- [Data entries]
——————————

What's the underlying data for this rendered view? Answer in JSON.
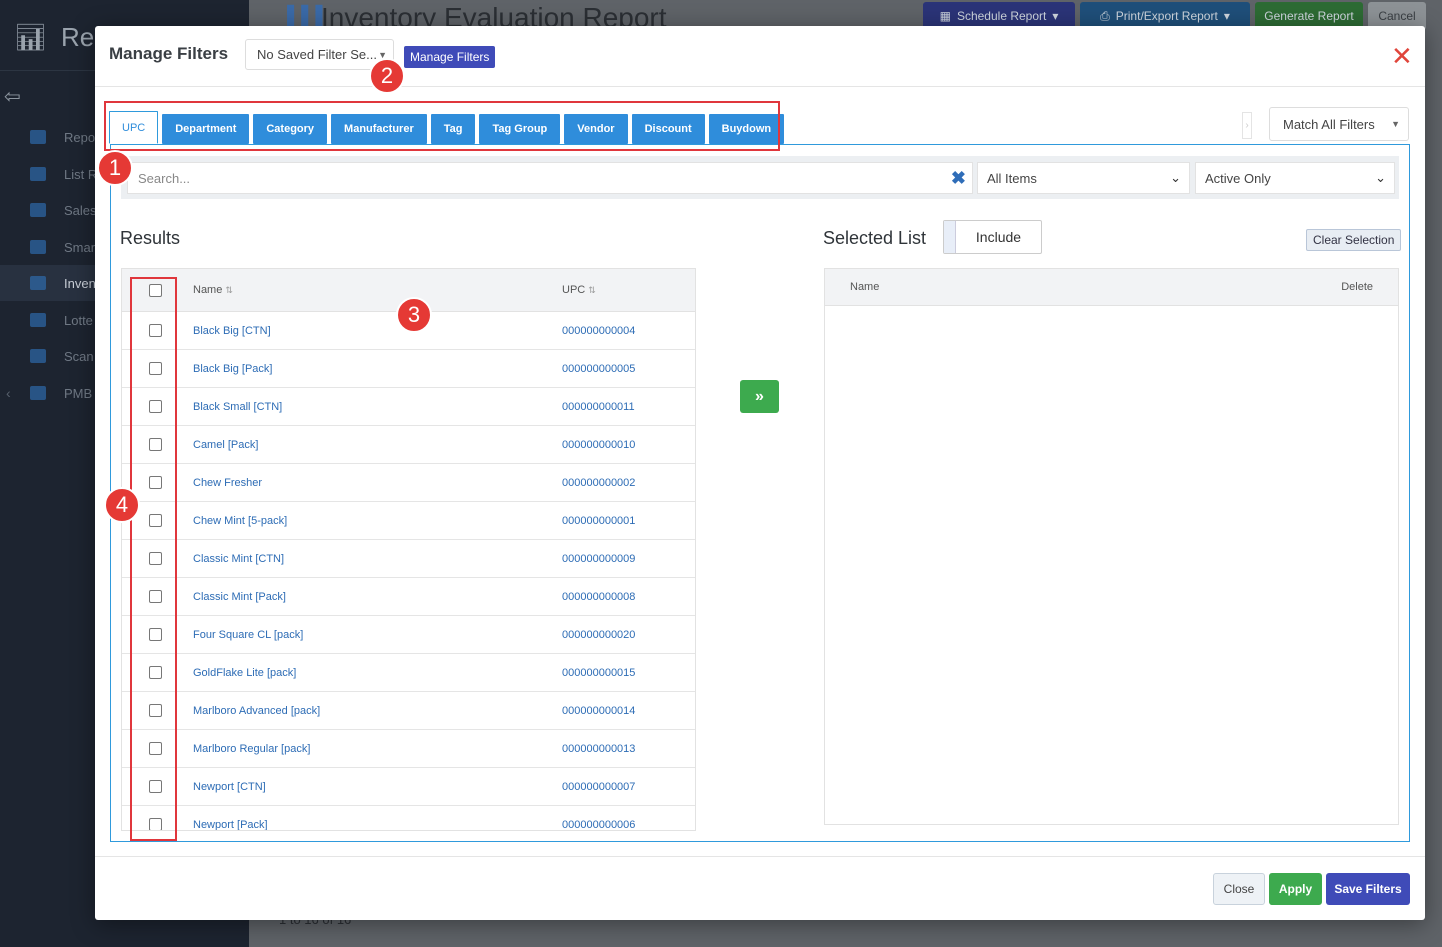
{
  "background_app": {
    "brand_text": "Rep",
    "sidebar_items": [
      {
        "label": "Repo",
        "active": false
      },
      {
        "label": "List R",
        "active": false
      },
      {
        "label": "Sales",
        "active": false
      },
      {
        "label": "Smar",
        "active": false
      },
      {
        "label": "Inven",
        "active": true
      },
      {
        "label": "Lotte",
        "active": false
      },
      {
        "label": "Scan",
        "active": false
      },
      {
        "label": "PMB",
        "active": false
      }
    ],
    "report_title": "Inventory Evaluation Report",
    "top_buttons": {
      "schedule": "Schedule Report",
      "print": "Print/Export Report",
      "generate": "Generate Report",
      "cancel": "Cancel"
    },
    "footer_count": "1 to 16 of 16"
  },
  "modal": {
    "title": "Manage Filters",
    "saved_filter_value": "No Saved Filter Se...",
    "manage_filters_label": "Manage Filters",
    "close_icon": "close-x",
    "tabs": [
      "UPC",
      "Department",
      "Category",
      "Manufacturer",
      "Tag",
      "Tag Group",
      "Vendor",
      "Discount",
      "Buydown"
    ],
    "active_tab": "UPC",
    "match_select_value": "Match All Filters",
    "search": {
      "placeholder": "Search...",
      "items_filter": "All Items",
      "status_filter": "Active Only"
    },
    "results": {
      "title": "Results",
      "col_name": "Name",
      "col_upc": "UPC",
      "rows": [
        {
          "name": "Black Big [CTN]",
          "upc": "000000000004"
        },
        {
          "name": "Black Big [Pack]",
          "upc": "000000000005"
        },
        {
          "name": "Black Small [CTN]",
          "upc": "000000000011"
        },
        {
          "name": "Camel [Pack]",
          "upc": "000000000010"
        },
        {
          "name": "Chew Fresher",
          "upc": "000000000002"
        },
        {
          "name": "Chew Mint [5-pack]",
          "upc": "000000000001"
        },
        {
          "name": "Classic Mint [CTN]",
          "upc": "000000000009"
        },
        {
          "name": "Classic Mint [Pack]",
          "upc": "000000000008"
        },
        {
          "name": "Four Square CL [pack]",
          "upc": "000000000020"
        },
        {
          "name": "GoldFlake Lite [pack]",
          "upc": "000000000015"
        },
        {
          "name": "Marlboro Advanced [pack]",
          "upc": "000000000014"
        },
        {
          "name": "Marlboro Regular [pack]",
          "upc": "000000000013"
        },
        {
          "name": "Newport [CTN]",
          "upc": "000000000007"
        },
        {
          "name": "Newport [Pack]",
          "upc": "000000000006"
        }
      ]
    },
    "move_icon": "double-chevron-right",
    "selected": {
      "title": "Selected List",
      "include_label": "Include",
      "clear_label": "Clear Selection",
      "col_name": "Name",
      "col_delete": "Delete"
    },
    "footer": {
      "close": "Close",
      "apply": "Apply",
      "save": "Save Filters"
    }
  },
  "annotations": [
    "1",
    "2",
    "3",
    "4"
  ],
  "colors": {
    "tab_blue": "#2f8ddb",
    "link_blue": "#2d6cb5",
    "apply_green": "#3daa4e",
    "save_indigo": "#3f4bb8",
    "annotation_red": "#e53935"
  }
}
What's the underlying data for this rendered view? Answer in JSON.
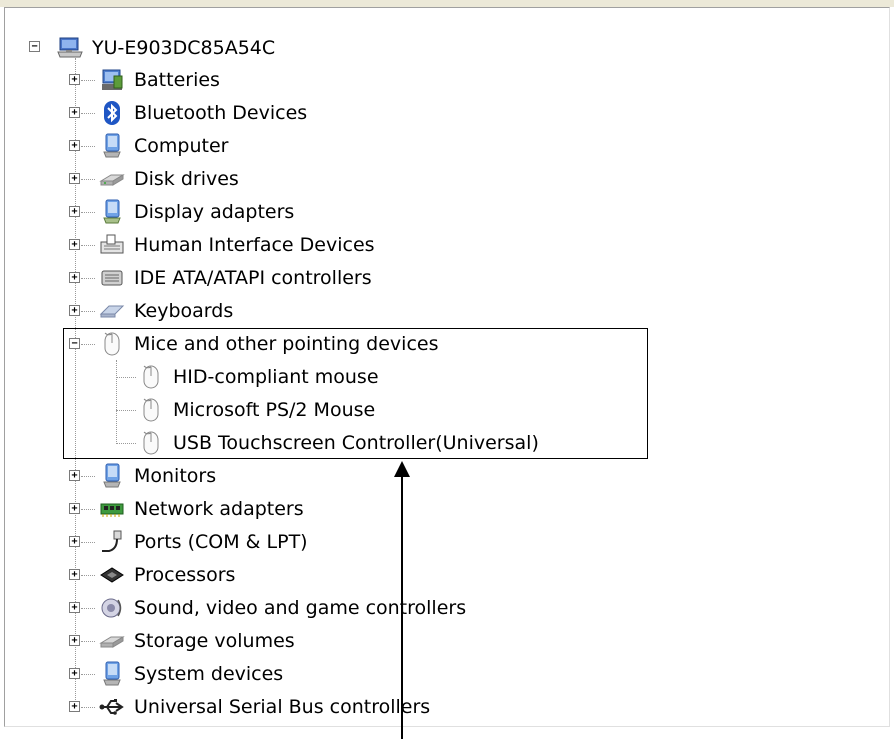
{
  "tree": {
    "root": {
      "label": "YU-E903DC85A54C",
      "icon": "computer-icon"
    },
    "categories": [
      {
        "label": "Batteries",
        "icon": "battery-icon",
        "expanded": false
      },
      {
        "label": "Bluetooth Devices",
        "icon": "bluetooth-icon",
        "expanded": false
      },
      {
        "label": "Computer",
        "icon": "computer-device-icon",
        "expanded": false
      },
      {
        "label": "Disk drives",
        "icon": "disk-drive-icon",
        "expanded": false
      },
      {
        "label": "Display adapters",
        "icon": "display-adapter-icon",
        "expanded": false
      },
      {
        "label": "Human Interface Devices",
        "icon": "hid-icon",
        "expanded": false
      },
      {
        "label": "IDE ATA/ATAPI controllers",
        "icon": "ide-controller-icon",
        "expanded": false
      },
      {
        "label": "Keyboards",
        "icon": "keyboard-icon",
        "expanded": false
      },
      {
        "label": "Mice and other pointing devices",
        "icon": "mouse-icon",
        "expanded": true,
        "children": [
          {
            "label": "HID-compliant mouse",
            "icon": "mouse-icon"
          },
          {
            "label": "Microsoft PS/2 Mouse",
            "icon": "mouse-icon"
          },
          {
            "label": "USB Touchscreen Controller(Universal)",
            "icon": "mouse-icon"
          }
        ]
      },
      {
        "label": "Monitors",
        "icon": "monitor-icon",
        "expanded": false
      },
      {
        "label": "Network adapters",
        "icon": "network-adapter-icon",
        "expanded": false
      },
      {
        "label": "Ports (COM & LPT)",
        "icon": "port-icon",
        "expanded": false
      },
      {
        "label": "Processors",
        "icon": "processor-icon",
        "expanded": false
      },
      {
        "label": "Sound, video and game controllers",
        "icon": "sound-icon",
        "expanded": false
      },
      {
        "label": "Storage volumes",
        "icon": "storage-volume-icon",
        "expanded": false
      },
      {
        "label": "System devices",
        "icon": "system-device-icon",
        "expanded": false
      },
      {
        "label": "Universal Serial Bus controllers",
        "icon": "usb-icon",
        "expanded": false
      }
    ]
  },
  "colors": {
    "highlight_box": "#000000",
    "tree_lines": "#9a9a9a"
  }
}
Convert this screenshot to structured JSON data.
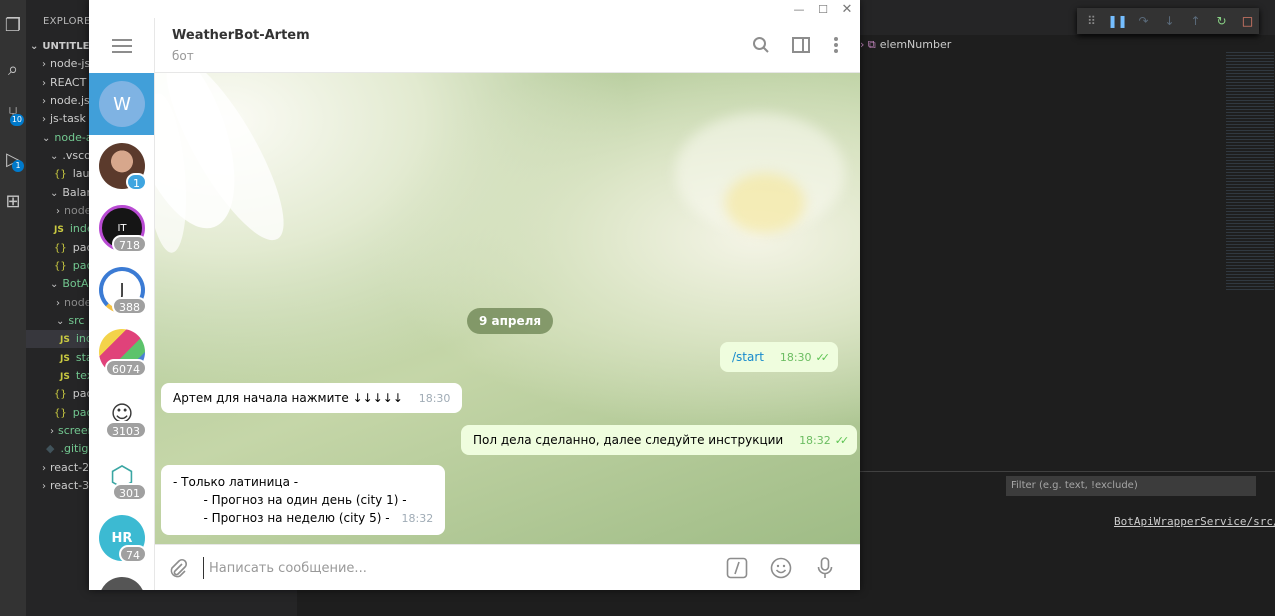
{
  "vscode": {
    "explorer_title": "EXPLORER",
    "badges": {
      "scm": "10",
      "debug": "1"
    },
    "tree": [
      {
        "label": "UNTITLED",
        "kind": "root"
      },
      {
        "label": "node-js",
        "kind": "folder"
      },
      {
        "label": "REACT",
        "kind": "folder"
      },
      {
        "label": "node.js",
        "kind": "folder"
      },
      {
        "label": "js-task",
        "kind": "folder"
      },
      {
        "label": "node-a",
        "kind": "folder-open-green"
      },
      {
        "label": ".vscod",
        "kind": "folder-open"
      },
      {
        "label": "launc",
        "kind": "json"
      },
      {
        "label": "Balanc",
        "kind": "folder-open"
      },
      {
        "label": "node",
        "kind": "folder"
      },
      {
        "label": "inde",
        "kind": "js"
      },
      {
        "label": "pack",
        "kind": "json"
      },
      {
        "label": "pack",
        "kind": "json"
      },
      {
        "label": "BotAp",
        "kind": "folder-open"
      },
      {
        "label": "node",
        "kind": "folder"
      },
      {
        "label": "src",
        "kind": "folder-open"
      },
      {
        "label": "inde",
        "kind": "js"
      },
      {
        "label": "sta",
        "kind": "js"
      },
      {
        "label": "tex",
        "kind": "js"
      },
      {
        "label": "pack",
        "kind": "json"
      },
      {
        "label": "pack",
        "kind": "json"
      },
      {
        "label": "screen",
        "kind": "folder"
      },
      {
        "label": ".gitign",
        "kind": "git"
      },
      {
        "label": "react-2",
        "kind": "folder"
      },
      {
        "label": "react-3",
        "kind": "folder"
      }
    ],
    "breadcrumb": "elemNumber",
    "filter_placeholder": "Filter (e.g. text, !exclude)",
    "console_link": "BotApiWrapperService/src/"
  },
  "telegram": {
    "chat_title": "WeatherBot-Artem",
    "chat_status": "бот",
    "input_placeholder": "Написать сообщение...",
    "chats": [
      {
        "avatar": "W",
        "color": "#7fb3e3",
        "count": null,
        "active": true
      },
      {
        "avatar": "",
        "color": "#7a5a4a",
        "count": "1",
        "count_style": "blue"
      },
      {
        "avatar": "IT",
        "color": "#151515",
        "count": "718"
      },
      {
        "avatar": "J",
        "color": "#ffffff",
        "count": "388"
      },
      {
        "avatar": "",
        "color": "#e8b64b",
        "count": "6074"
      },
      {
        "avatar": "",
        "color": "#ffffff",
        "count": "3103"
      },
      {
        "avatar": "",
        "color": "#ffffff",
        "count": "301"
      },
      {
        "avatar": "HR",
        "color": "#3cbad2",
        "count": "74"
      }
    ],
    "date_separator": "9 апреля",
    "messages": [
      {
        "dir": "out",
        "text": "/start",
        "time": "18:30",
        "command": true
      },
      {
        "dir": "in",
        "text": "Артем  для начала нажмите ↓↓↓↓↓",
        "time": "18:30"
      },
      {
        "dir": "out",
        "text": "Пол дела сделанно, далее следуйте инструкции",
        "time": "18:32"
      },
      {
        "dir": "in",
        "lines": [
          "- Только латиница -",
          "        - Прогноз на один день (city 1) -",
          "        - Прогноз на неделю (city 5) -"
        ],
        "time": "18:32"
      }
    ]
  }
}
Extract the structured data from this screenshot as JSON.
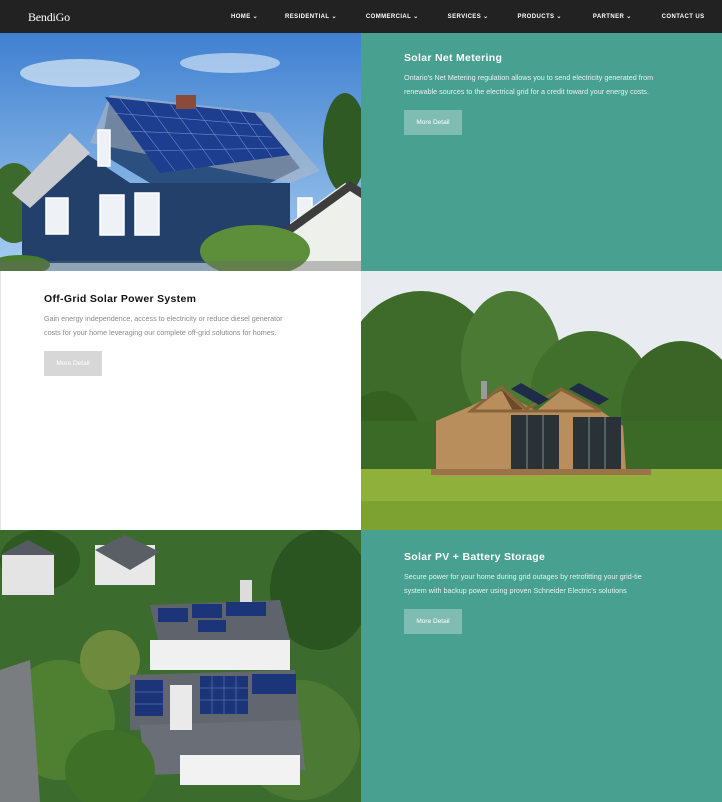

——————————

Work through the listing above and report how many lines include the string "Marlboro", with no other text.

2